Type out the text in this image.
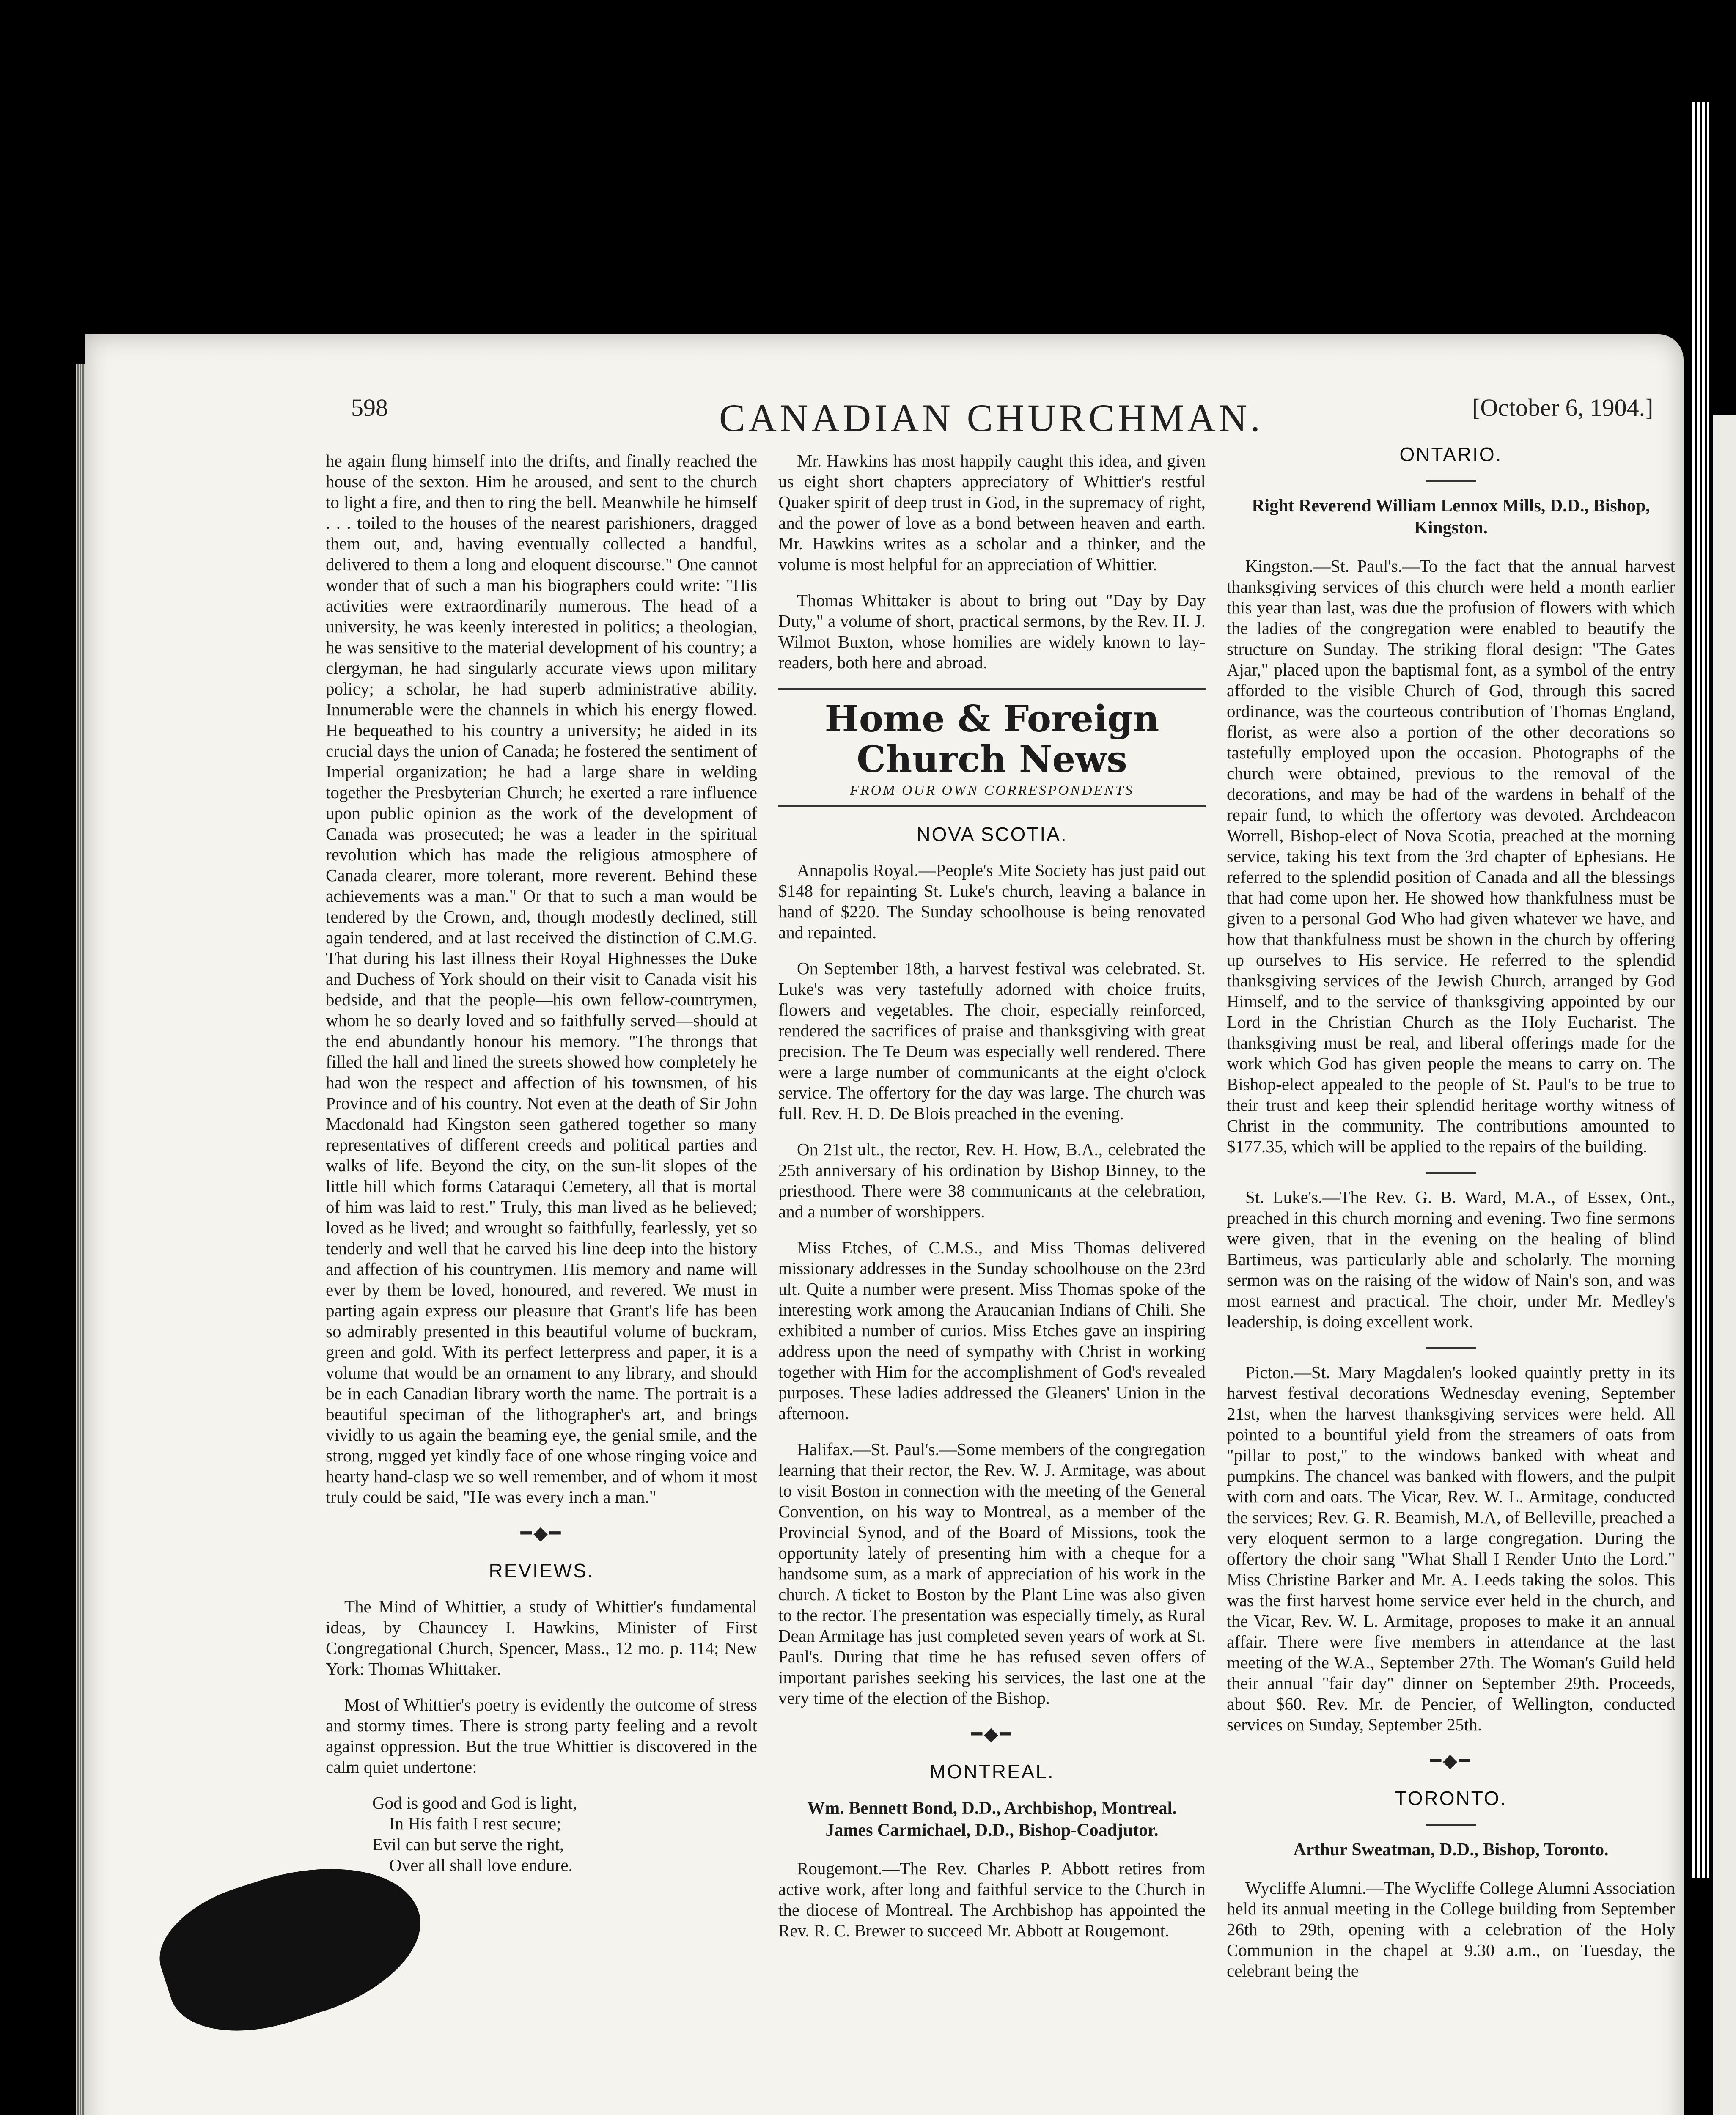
598	CANADIAN CHURCHMAN.	[October 6, 1904.]

he again flung himself into the drifts, and finally reached the house of the sexton. Him he aroused, and sent to the church to light a fire, and then to ring the bell. Meanwhile he himself . . . toiled to the houses of the nearest parishioners, dragged them out, and, having eventually collected a handful, delivered to them a long and eloquent discourse." One cannot wonder that of such a man his biographers could write: "His activities were extraordinarily numerous. The head of a university, he was keenly interested in politics; a theologian, he was sensitive to the material development of his country; a clergyman, he had singularly accurate views upon military policy; a scholar, he had superb administrative ability. Innumerable were the channels in which his energy flowed. He bequeathed to his country a university; he aided in its crucial days the union of Canada; he fostered the sentiment of Imperial organization; he had a large share in welding together the Presbyterian Church; he exerted a rare influence upon public opinion as the work of the development of Canada was prosecuted; he was a leader in the spiritual revolution which has made the religious atmosphere of Canada clearer, more tolerant, more reverent. Behind these achievements was a man." Or that to such a man would be tendered by the Crown, and, though modestly declined, still again tendered, and at last received the distinction of C.M.G. That during his last illness their Royal Highnesses the Duke and Duchess of York should on their visit to Canada visit his bedside, and that the people—his own fellow-countrymen, whom he so dearly loved and so faithfully served—should at the end abundantly honour his memory. "The throngs that filled the hall and lined the streets showed how completely he had won the respect and affection of his townsmen, of his Province and of his country. Not even at the death of Sir John Macdonald had Kingston seen gathered together so many representatives of different creeds and political parties and walks of life. Beyond the city, on the sun-lit slopes of the little hill which forms Cataraqui Cemetery, all that is mortal of him was laid to rest." Truly, this man lived as he believed; loved as he lived; and wrought so faithfully, fearlessly, yet so tenderly and well that he carved his line deep into the history and affection of his countrymen. His memory and name will ever by them be loved, honoured, and revered. We must in parting again express our pleasure that Grant's life has been so admirably presented in this beautiful volume of buckram, green and gold. With its perfect letterpress and paper, it is a volume that would be an ornament to any library, and should be in each Canadian library worth the name. The portrait is a beautiful speciman of the lithographer's art, and brings vividly to us again the beaming eye, the genial smile, and the strong, rugged yet kindly face of one whose ringing voice and hearty hand-clasp we so well remember, and of whom it most truly could be said, "He was every inch a man."

━◆━
REVIEWS.

The Mind of Whittier, a study of Whittier's fundamental ideas, by Chauncey I. Hawkins, Minister of First Congregational Church, Spencer, Mass., 12 mo. p. 114; New York: Thomas Whittaker.

Most of Whittier's poetry is evidently the outcome of stress and stormy times. There is strong party feeling and a revolt against oppression. But the true Whittier is discovered in the calm quiet undertone:

God is good and God is light,
In His faith I rest secure;
Evil can but serve the right,
Over all shall love endure.

Mr. Hawkins has most happily caught this idea, and given us eight short chapters appreciatory of Whittier's restful Quaker spirit of deep trust in God, in the supremacy of right, and the power of love as a bond between heaven and earth. Mr. Hawkins writes as a scholar and a thinker, and the volume is most helpful for an appreciation of Whittier.

Thomas Whittaker is about to bring out "Day by Day Duty," a volume of short, practical sermons, by the Rev. H. J. Wilmot Buxton, whose homilies are widely known to lay-readers, both here and abroad.

Home & Foreign Church News
FROM OUR OWN CORRESPONDENTS
NOVA SCOTIA.

Annapolis Royal.—People's Mite Society has just paid out $148 for repainting St. Luke's church, leaving a balance in hand of $220. The Sunday schoolhouse is being renovated and repainted.

On September 18th, a harvest festival was celebrated. St. Luke's was very tastefully adorned with choice fruits, flowers and vegetables. The choir, especially reinforced, rendered the sacrifices of praise and thanksgiving with great precision. The Te Deum was especially well rendered. There were a large number of communicants at the eight o'clock service. The offertory for the day was large. The church was full. Rev. H. D. De Blois preached in the evening.

On 21st ult., the rector, Rev. H. How, B.A., celebrated the 25th anniversary of his ordination by Bishop Binney, to the priesthood. There were 38 communicants at the celebration, and a number of worshippers.

Miss Etches, of C.M.S., and Miss Thomas delivered missionary addresses in the Sunday schoolhouse on the 23rd ult. Quite a number were present. Miss Thomas spoke of the interesting work among the Araucanian Indians of Chili. She exhibited a number of curios. Miss Etches gave an inspiring address upon the need of sympathy with Christ in working together with Him for the accomplishment of God's revealed purposes. These ladies addressed the Gleaners' Union in the afternoon.

Halifax.—St. Paul's.—Some members of the congregation learning that their rector, the Rev. W. J. Armitage, was about to visit Boston in connection with the meeting of the General Convention, on his way to Montreal, as a member of the Provincial Synod, and of the Board of Missions, took the opportunity lately of presenting him with a cheque for a handsome sum, as a mark of appreciation of his work in the church. A ticket to Boston by the Plant Line was also given to the rector. The presentation was especially timely, as Rural Dean Armitage has just completed seven years of work at St. Paul's. During that time he has refused seven offers of important parishes seeking his services, the last one at the very time of the election of the Bishop.

━◆━
MONTREAL.
Wm. Bennett Bond, D.D., Archbishop, Montreal.
James Carmichael, D.D., Bishop-Coadjutor.

Rougemont.—The Rev. Charles P. Abbott retires from active work, after long and faithful service to the Church in the diocese of Montreal. The Archbishop has appointed the Rev. R. C. Brewer to succeed Mr. Abbott at Rougemont.

ONTARIO.
Right Reverend William Lennox Mills, D.D., Bishop, Kingston.

Kingston.—St. Paul's.—To the fact that the annual harvest thanksgiving services of this church were held a month earlier this year than last, was due the profusion of flowers with which the ladies of the congregation were enabled to beautify the structure on Sunday. The striking floral design: "The Gates Ajar," placed upon the baptismal font, as a symbol of the entry afforded to the visible Church of God, through this sacred ordinance, was the courteous contribution of Thomas England, florist, as were also a portion of the other decorations so tastefully employed upon the occasion. Photographs of the church were obtained, previous to the removal of the decorations, and may be had of the wardens in behalf of the repair fund, to which the offertory was devoted. Archdeacon Worrell, Bishop-elect of Nova Scotia, preached at the morning service, taking his text from the 3rd chapter of Ephesians. He referred to the splendid position of Canada and all the blessings that had come upon her. He showed how thankfulness must be given to a personal God Who had given whatever we have, and how that thankfulness must be shown in the church by offering up ourselves to His service. He referred to the splendid thanksgiving services of the Jewish Church, arranged by God Himself, and to the service of thanksgiving appointed by our Lord in the Christian Church as the Holy Eucharist. The thanksgiving must be real, and liberal offerings made for the work which God has given people the means to carry on. The Bishop-elect appealed to the people of St. Paul's to be true to their trust and keep their splendid heritage worthy witness of Christ in the community. The contributions amounted to $177.35, which will be applied to the repairs of the building.

St. Luke's.—The Rev. G. B. Ward, M.A., of Essex, Ont., preached in this church morning and evening. Two fine sermons were given, that in the evening on the healing of blind Bartimeus, was particularly able and scholarly. The morning sermon was on the raising of the widow of Nain's son, and was most earnest and practical. The choir, under Mr. Medley's leadership, is doing excellent work.

Picton.—St. Mary Magdalen's looked quaintly pretty in its harvest festival decorations Wednesday evening, September 21st, when the harvest thanksgiving services were held. All pointed to a bountiful yield from the streamers of oats from "pillar to post," to the windows banked with wheat and pumpkins. The chancel was banked with flowers, and the pulpit with corn and oats. The Vicar, Rev. W. L. Armitage, conducted the services; Rev. G. R. Beamish, M.A, of Belleville, preached a very eloquent sermon to a large congregation. During the offertory the choir sang "What Shall I Render Unto the Lord." Miss Christine Barker and Mr. A. Leeds taking the solos. This was the first harvest home service ever held in the church, and the Vicar, Rev. W. L. Armitage, proposes to make it an annual affair. There were five members in attendance at the last meeting of the W.A., September 27th. The Woman's Guild held their annual "fair day" dinner on September 29th. Proceeds, about $60. Rev. Mr. de Pencier, of Wellington, conducted services on Sunday, September 25th.

━◆━
TORONTO.
Arthur Sweatman, D.D., Bishop, Toronto.

Wycliffe Alumni.—The Wycliffe College Alumni Association held its annual meeting in the College building from September 26th to 29th, opening with a celebration of the Holy Communion in the chapel at 9.30 a.m., on Tuesday, the celebrant being the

= WHAT YOU NEED TO DO =
Select the lines that carry the string "number" and copy them.

= CORRECT OUTPUT =
On September 18th, a harvest festival was celebrated. St. Luke's was very tastefully adorned with choice fruits, flowers and vegetables. The choir, especially reinforced, rendered the sacrifices of praise and thanksgiving with great precision. The Te Deum was especially well rendered. There were a large number of communicants at the eight o'clock service. The offertory for the day was large. The church was full. Rev. H. D. De Blois preached in the evening.
On 21st ult., the rector, Rev. H. How, B.A., celebrated the 25th anniversary of his ordination by Bishop Binney, to the priesthood. There were 38 communicants at the celebration, and a number of worshippers.
Miss Etches, of C.M.S., and Miss Thomas delivered missionary addresses in the Sunday schoolhouse on the 23rd ult. Quite a number were present. Miss Thomas spoke of the interesting work among the Araucanian Indians of Chili. She exhibited a number of curios. Miss Etches gave an inspiring address upon the need of sympathy with Christ in working together with Him for the accomplishment of God's revealed purposes. These ladies addressed the Gleaners' Union in the afternoon.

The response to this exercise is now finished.